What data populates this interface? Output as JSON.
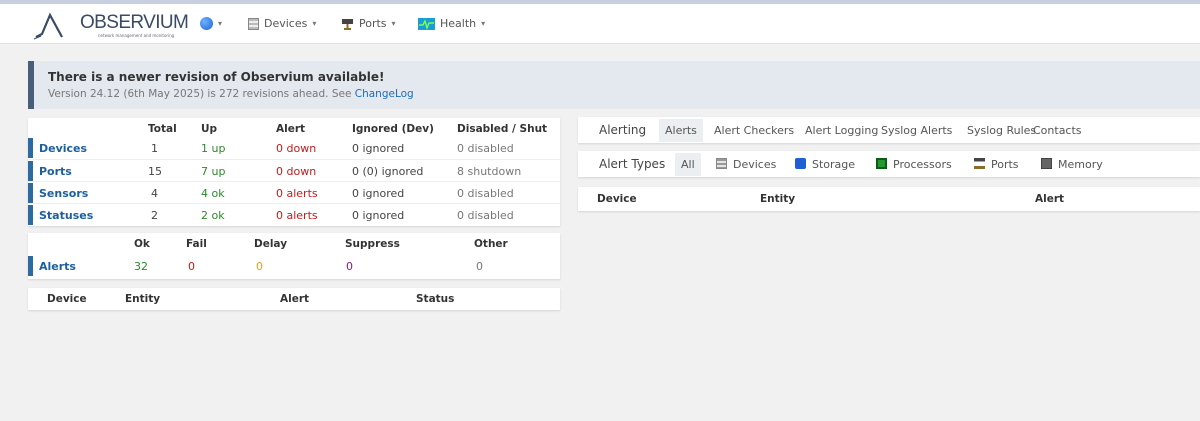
{
  "brand": {
    "name": "OBSERVIUM",
    "tagline": "network management and monitoring"
  },
  "nav": {
    "items": [
      {
        "label": "Devices",
        "icon": "devices-icon"
      },
      {
        "label": "Ports",
        "icon": "ports-icon"
      },
      {
        "label": "Health",
        "icon": "health-icon"
      }
    ],
    "globe_icon": "globe-icon",
    "caret": "▾"
  },
  "banner": {
    "title": "There is a newer revision of Observium available!",
    "text": "Version 24.12 (6th May 2025) is 272 revisions ahead. See ",
    "link": "ChangeLog"
  },
  "summary": {
    "headers": [
      "Total",
      "Up",
      "Alert",
      "Ignored (Dev)",
      "Disabled / Shut"
    ],
    "rows": [
      {
        "label": "Devices",
        "total": "1",
        "up": "1 up",
        "alert": "0 down",
        "ignored": "0 ignored",
        "disabled": "0 disabled"
      },
      {
        "label": "Ports",
        "total": "15",
        "up": "7 up",
        "alert": "0 down",
        "ignored": "0 (0) ignored",
        "disabled": "8 shutdown"
      },
      {
        "label": "Sensors",
        "total": "4",
        "up": "4 ok",
        "alert": "0 alerts",
        "ignored": "0 ignored",
        "disabled": "0 disabled"
      },
      {
        "label": "Statuses",
        "total": "2",
        "up": "2 ok",
        "alert": "0 alerts",
        "ignored": "0 ignored",
        "disabled": "0 disabled"
      }
    ]
  },
  "alerts_summary": {
    "headers": [
      "Ok",
      "Fail",
      "Delay",
      "Suppress",
      "Other"
    ],
    "row": {
      "label": "Alerts",
      "ok": "32",
      "fail": "0",
      "delay": "0",
      "suppress": "0",
      "other": "0"
    }
  },
  "alert_table_left": {
    "headers": [
      "Device",
      "Entity",
      "Alert",
      "Status"
    ]
  },
  "alerting_tabs": {
    "lead": "Alerting",
    "tabs": [
      "Alerts",
      "Alert Checkers",
      "Alert Logging",
      "Syslog Alerts",
      "Syslog Rules",
      "Contacts"
    ],
    "active": "Alerts"
  },
  "alert_types": {
    "lead": "Alert Types",
    "types": [
      {
        "label": "All",
        "icon": ""
      },
      {
        "label": "Devices",
        "icon": "devices-icon"
      },
      {
        "label": "Storage",
        "icon": "storage-icon"
      },
      {
        "label": "Processors",
        "icon": "processors-icon"
      },
      {
        "label": "Ports",
        "icon": "ports-icon"
      },
      {
        "label": "Memory",
        "icon": "memory-icon"
      }
    ],
    "active": "All"
  },
  "alert_table_right": {
    "headers": [
      "Device",
      "Entity",
      "Alert"
    ]
  },
  "colors": {
    "accent": "#2c6aa0",
    "ok_green": "#2a8a2a",
    "alert_red": "#c41b1b",
    "delay_orange": "#e69a22",
    "suppress_purple": "#8a1b7a",
    "banner_bg": "#e4e8ef"
  }
}
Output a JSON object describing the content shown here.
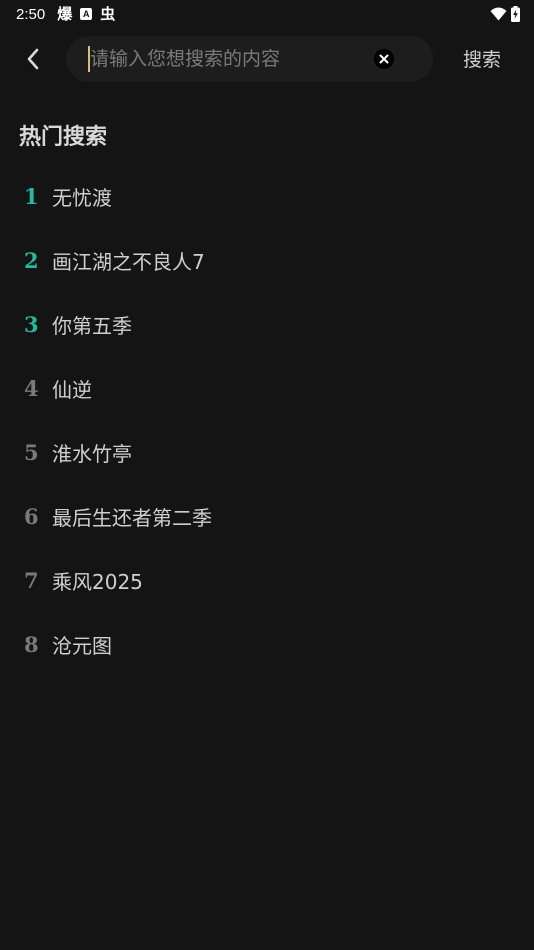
{
  "status_bar": {
    "time": "2:50",
    "notifications": [
      {
        "icon": "bao-notification-icon",
        "glyph": "爆"
      },
      {
        "icon": "a-box-notification-icon",
        "glyph": "A"
      },
      {
        "icon": "bug-notification-icon",
        "glyph": "虫"
      }
    ],
    "right_icons": [
      "wifi-icon",
      "battery-charging-icon"
    ]
  },
  "header": {
    "back_icon": "chevron-left-icon",
    "search_placeholder": "请输入您想搜索的内容",
    "search_value": "",
    "clear_icon": "close-icon",
    "search_button": "搜索"
  },
  "hot_search": {
    "title": "热门搜索",
    "top_rank_color": "#27b7a3",
    "rank_color": "#7a7a7a",
    "items": [
      {
        "rank": "1",
        "label": "无忧渡"
      },
      {
        "rank": "2",
        "label": "画江湖之不良人7"
      },
      {
        "rank": "3",
        "label": "你第五季"
      },
      {
        "rank": "4",
        "label": "仙逆"
      },
      {
        "rank": "5",
        "label": "淮水竹亭"
      },
      {
        "rank": "6",
        "label": "最后生还者第二季"
      },
      {
        "rank": "7",
        "label": "乘风2025"
      },
      {
        "rank": "8",
        "label": "沧元图"
      }
    ]
  },
  "colors": {
    "background": "#141414",
    "search_box": "#1d1d1d",
    "caret": "#d8c07a",
    "accent": "#27b7a3"
  }
}
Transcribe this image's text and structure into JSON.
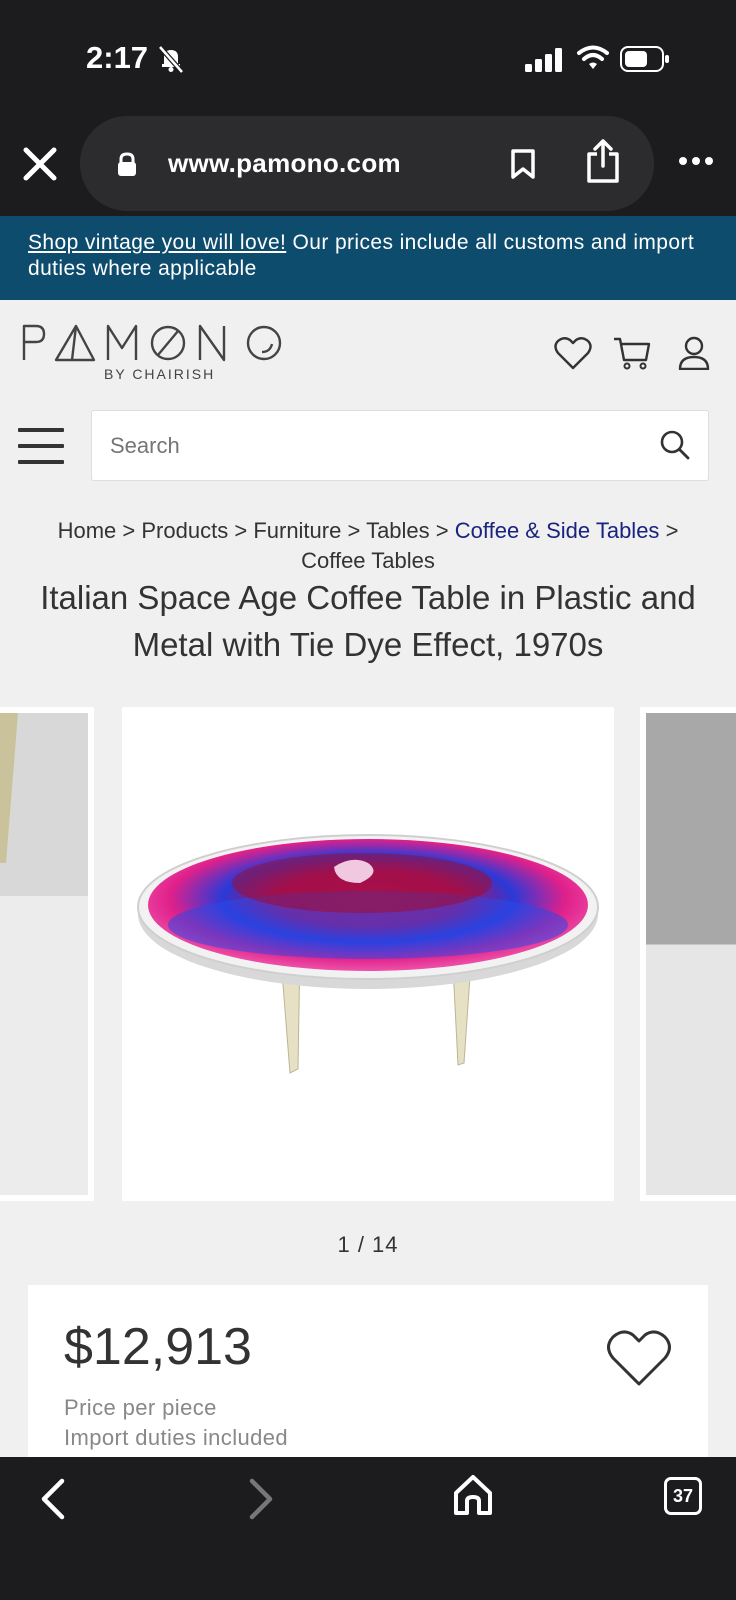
{
  "status": {
    "time": "2:17"
  },
  "browser": {
    "url": "www.pamono.com",
    "tab_count": "37"
  },
  "promo": {
    "link_text": "Shop vintage you will love!",
    "text": " Our prices include all customs and import duties where applicable"
  },
  "header": {
    "logo_sub": "BY CHAIRISH"
  },
  "search": {
    "placeholder": "Search"
  },
  "breadcrumb": {
    "items": [
      "Home",
      "Products",
      "Furniture",
      "Tables",
      "Coffee & Side Tables",
      "Coffee Tables"
    ],
    "separator": ">"
  },
  "product": {
    "title": "Italian Space Age Coffee Table in Plastic and Metal with Tie Dye Effect, 1970s",
    "image_counter": "1 / 14",
    "price": "$12,913",
    "price_note_1": "Price per piece",
    "price_note_2": "Import duties included"
  },
  "colors": {
    "promo_bg": "#0e4c6e",
    "breadcrumb_active": "#1a237e",
    "chrome_bg": "#1c1c1e"
  }
}
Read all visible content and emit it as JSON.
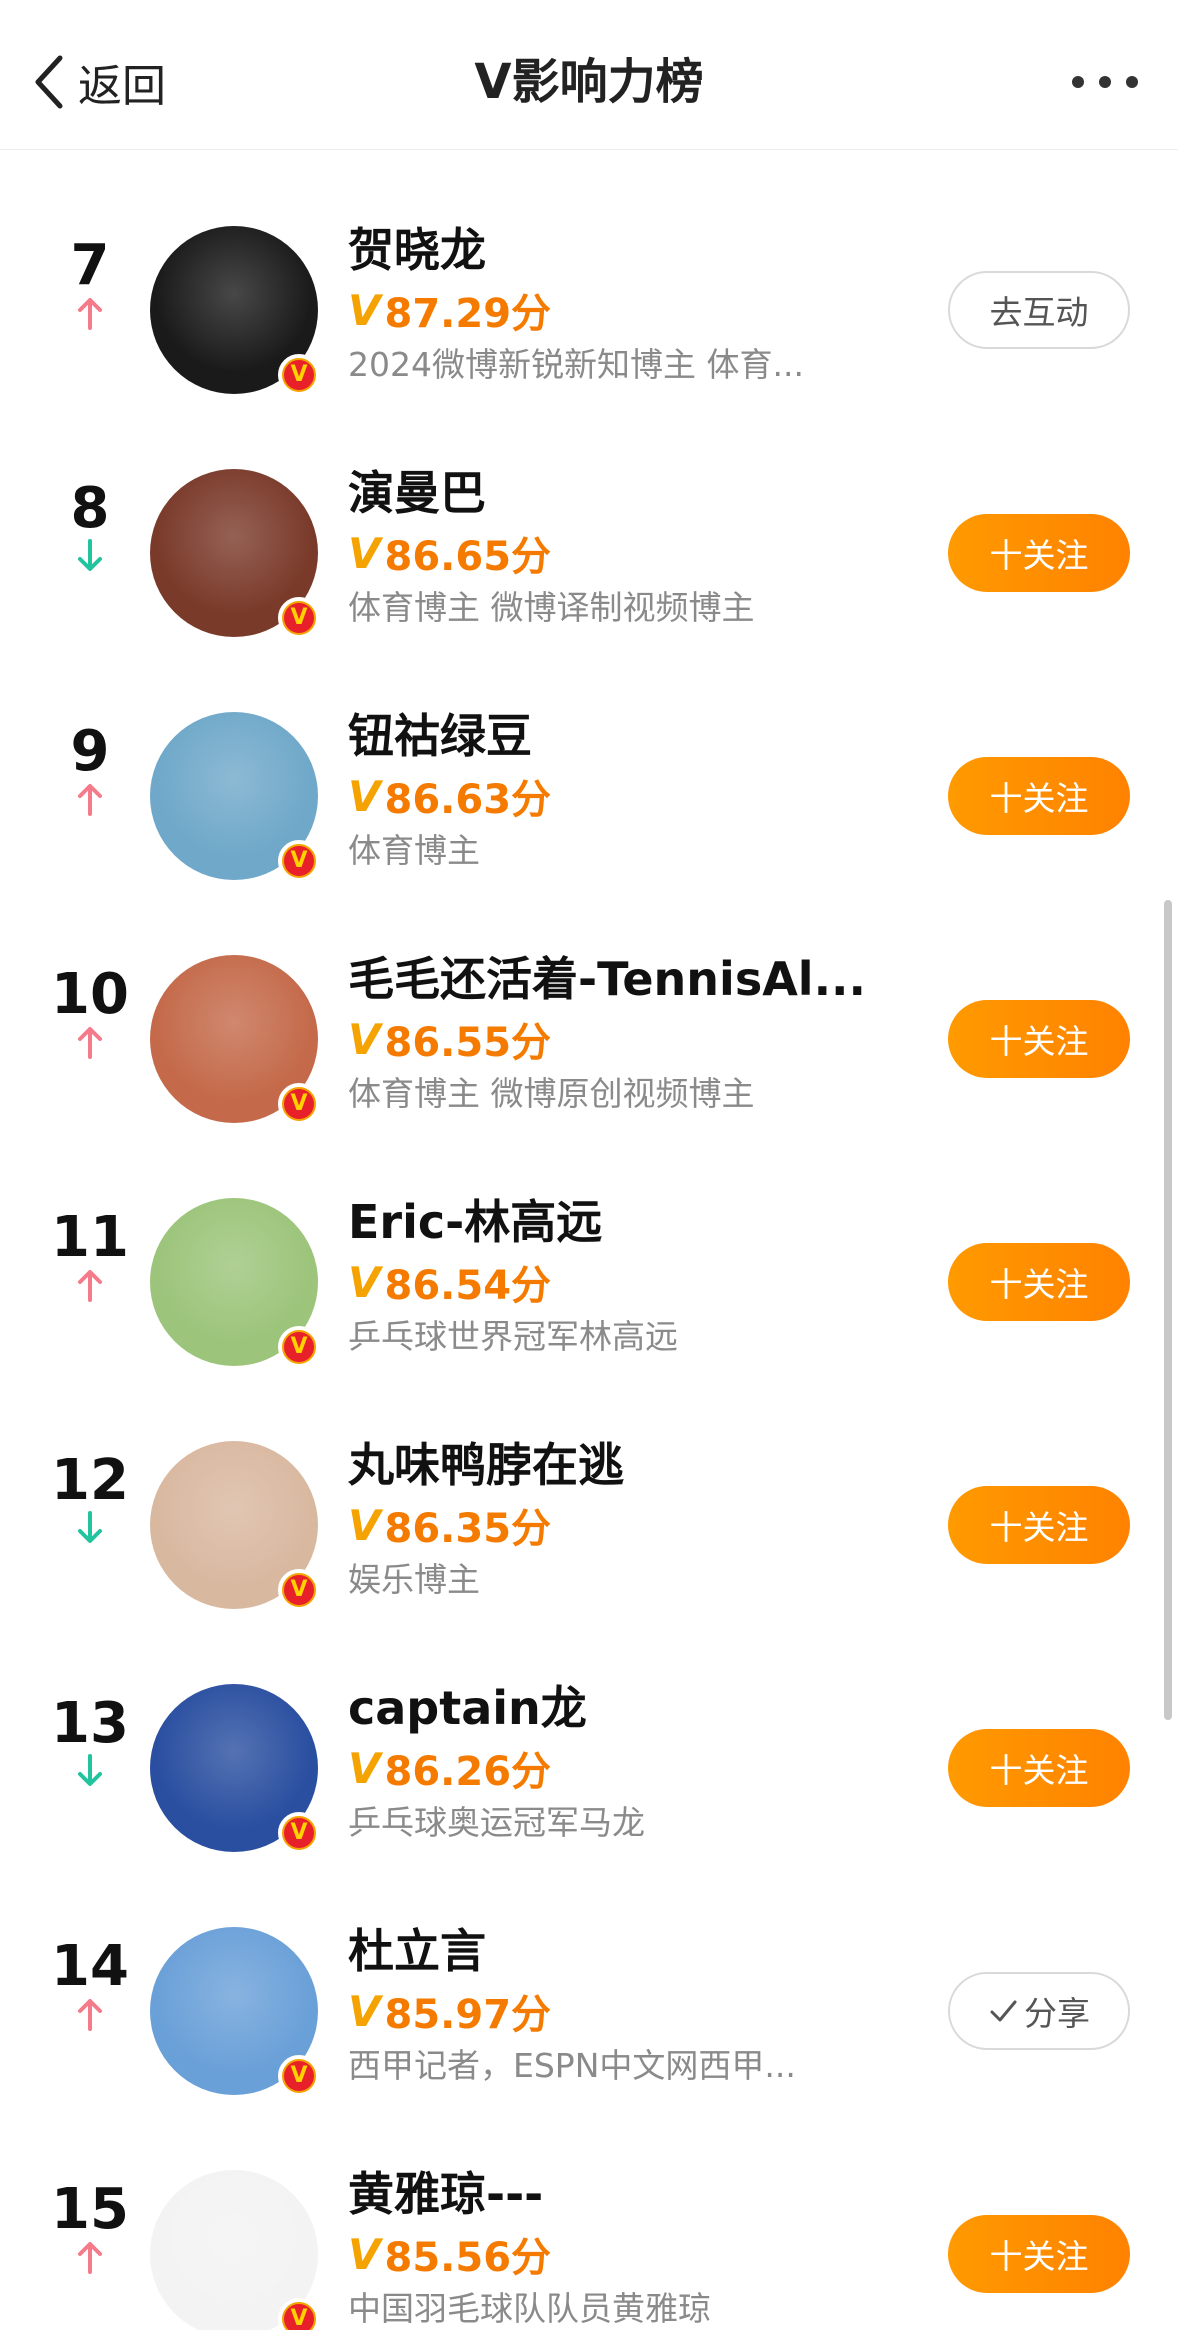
{
  "header": {
    "back_label": "返回",
    "title": "V影响力榜"
  },
  "items": [
    {
      "rank": "7",
      "trend": "up",
      "name": "贺晓龙",
      "score": "87.29分",
      "desc": "2024微博新锐新知博主 体育...",
      "action": "去互动",
      "action_style": "outline",
      "avatar_bg": "#1a1a1a"
    },
    {
      "rank": "8",
      "trend": "down",
      "name": "演曼巴",
      "score": "86.65分",
      "desc": "体育博主 微博译制视频博主",
      "action": "十关注",
      "action_style": "follow",
      "avatar_bg": "#7a3a2a"
    },
    {
      "rank": "9",
      "trend": "up",
      "name": "钮祜绿豆",
      "score": "86.63分",
      "desc": "体育博主",
      "action": "十关注",
      "action_style": "follow",
      "avatar_bg": "#6fa8c9"
    },
    {
      "rank": "10",
      "trend": "up",
      "name": "毛毛还活着-TennisAl...",
      "score": "86.55分",
      "desc": "体育博主 微博原创视频博主",
      "action": "十关注",
      "action_style": "follow",
      "avatar_bg": "#c46a4a"
    },
    {
      "rank": "11",
      "trend": "up",
      "name": "Eric-林高远",
      "score": "86.54分",
      "desc": "乒乓球世界冠军林高远",
      "action": "十关注",
      "action_style": "follow",
      "avatar_bg": "#9cc47a"
    },
    {
      "rank": "12",
      "trend": "down",
      "name": "丸味鸭脖在逃",
      "score": "86.35分",
      "desc": "娱乐博主",
      "action": "十关注",
      "action_style": "follow",
      "avatar_bg": "#d9b8a0"
    },
    {
      "rank": "13",
      "trend": "down",
      "name": "captain龙",
      "score": "86.26分",
      "desc": "乒乓球奥运冠军马龙",
      "action": "十关注",
      "action_style": "follow",
      "avatar_bg": "#2a4fa0"
    },
    {
      "rank": "14",
      "trend": "up",
      "name": "杜立言",
      "score": "85.97分",
      "desc": "西甲记者，ESPN中文网西甲...",
      "action": "分享",
      "action_style": "share",
      "avatar_bg": "#6aa0d8"
    },
    {
      "rank": "15",
      "trend": "up",
      "name": "黄雅琼---",
      "score": "85.56分",
      "desc": "中国羽毛球队队员黄雅琼",
      "action": "十关注",
      "action_style": "follow",
      "avatar_bg": "#f3f3f3"
    }
  ],
  "colors": {
    "up": "#f57a8a",
    "down": "#22c4a0",
    "accent": "#f57b00"
  }
}
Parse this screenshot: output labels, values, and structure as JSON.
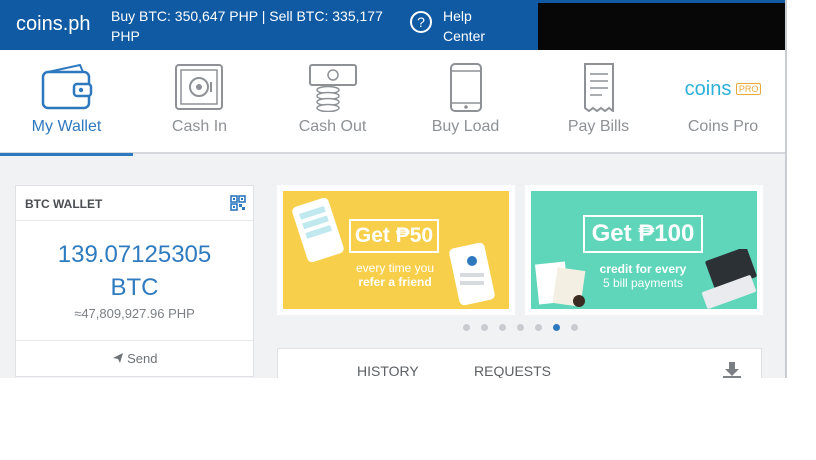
{
  "header": {
    "logo": "coins.ph",
    "rates_line": "Buy BTC: 350,647 PHP | Sell BTC: 335,177 PHP",
    "help_icon": "?",
    "help_label": "Help Center"
  },
  "nav": {
    "items": [
      {
        "label": "My Wallet",
        "icon": "wallet-icon",
        "active": true
      },
      {
        "label": "Cash In",
        "icon": "safe-icon"
      },
      {
        "label": "Cash Out",
        "icon": "cash-out-icon"
      },
      {
        "label": "Buy Load",
        "icon": "phone-icon"
      },
      {
        "label": "Pay Bills",
        "icon": "bill-icon"
      },
      {
        "label": "Coins Pro",
        "icon": "coins-pro-logo",
        "logo_text": "coins",
        "logo_badge": "PRO"
      }
    ]
  },
  "wallet": {
    "title": "BTC WALLET",
    "amount": "139.07125305",
    "unit": "BTC",
    "fiat": "≈47,809,927.96 PHP",
    "send_label": "Send"
  },
  "banners": [
    {
      "headline": "Get ₱50",
      "sub1": "every time you",
      "sub2": "refer a friend",
      "color": "#f8cf4a"
    },
    {
      "headline": "Get ₱100",
      "sub1": "credit for every",
      "sub2": "5 bill payments",
      "color": "#5fd6ba"
    }
  ],
  "carousel": {
    "count": 7,
    "active_index": 5
  },
  "history": {
    "tabs": [
      "HISTORY",
      "REQUESTS"
    ],
    "download_icon": "download-icon"
  },
  "colors": {
    "brand": "#0f5aa3",
    "accent": "#2e78bf"
  }
}
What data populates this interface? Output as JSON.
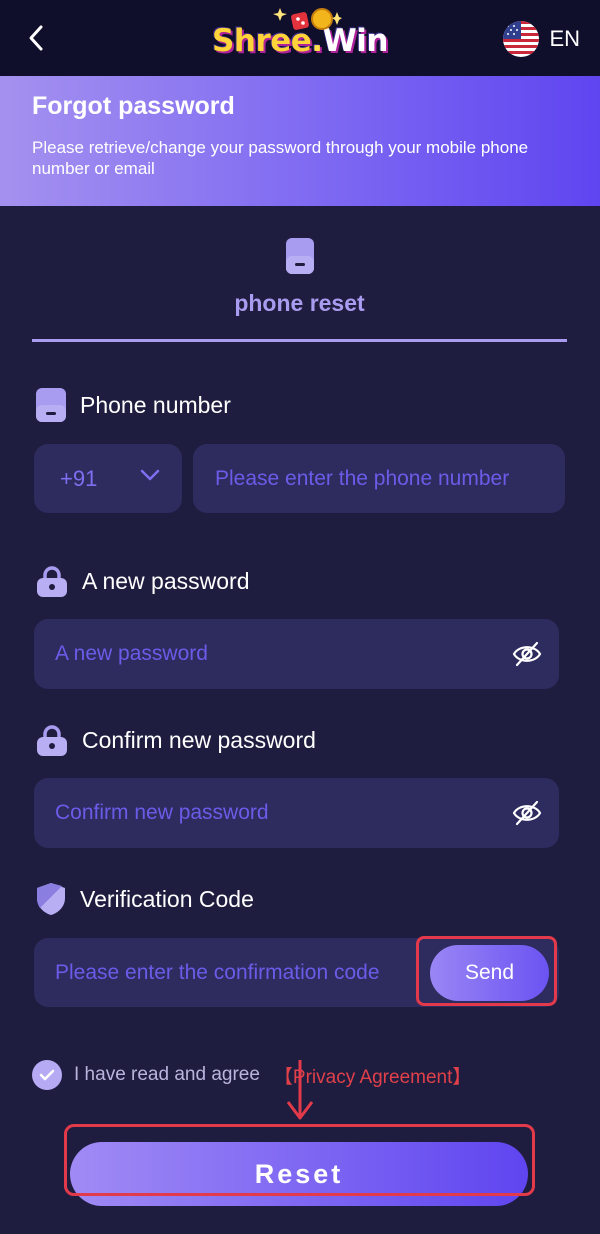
{
  "header": {
    "logo_part1": "Shree",
    "logo_part2": ".",
    "logo_part3": "Win",
    "language": "EN",
    "icons": {
      "back": "chevron-left-icon",
      "flag": "us-flag-icon"
    }
  },
  "hero": {
    "title": "Forgot password",
    "subtitle": "Please retrieve/change your password through your mobile phone number or email"
  },
  "tab": {
    "label": "phone reset",
    "icon": "phone-icon"
  },
  "form": {
    "phone_label": "Phone number",
    "country_code": "+91",
    "phone_placeholder": "Please enter the phone number",
    "new_password_label": "A new password",
    "new_password_placeholder": "A new password",
    "confirm_password_label": "Confirm new password",
    "confirm_password_placeholder": "Confirm new password",
    "verification_label": "Verification Code",
    "verification_placeholder": "Please enter the confirmation code",
    "send_label": "Send"
  },
  "agreement": {
    "text": "I have read and agree",
    "link": "【Privacy Agreement】",
    "checked": true
  },
  "reset_label": "Reset",
  "colors": {
    "background": "#1f1d3f",
    "topbar": "#0f0f2c",
    "input": "#2e2b5f",
    "accent": "#6b53f2",
    "placeholder": "#6b5ce8",
    "highlight": "#e23a4a"
  }
}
===
Exercise requirements:
Each line with the string "chevron" in it needs to be found and copied.

Result below:
    "back_icon": "chevron-left-icon",
      "back": "chevron-left-icon",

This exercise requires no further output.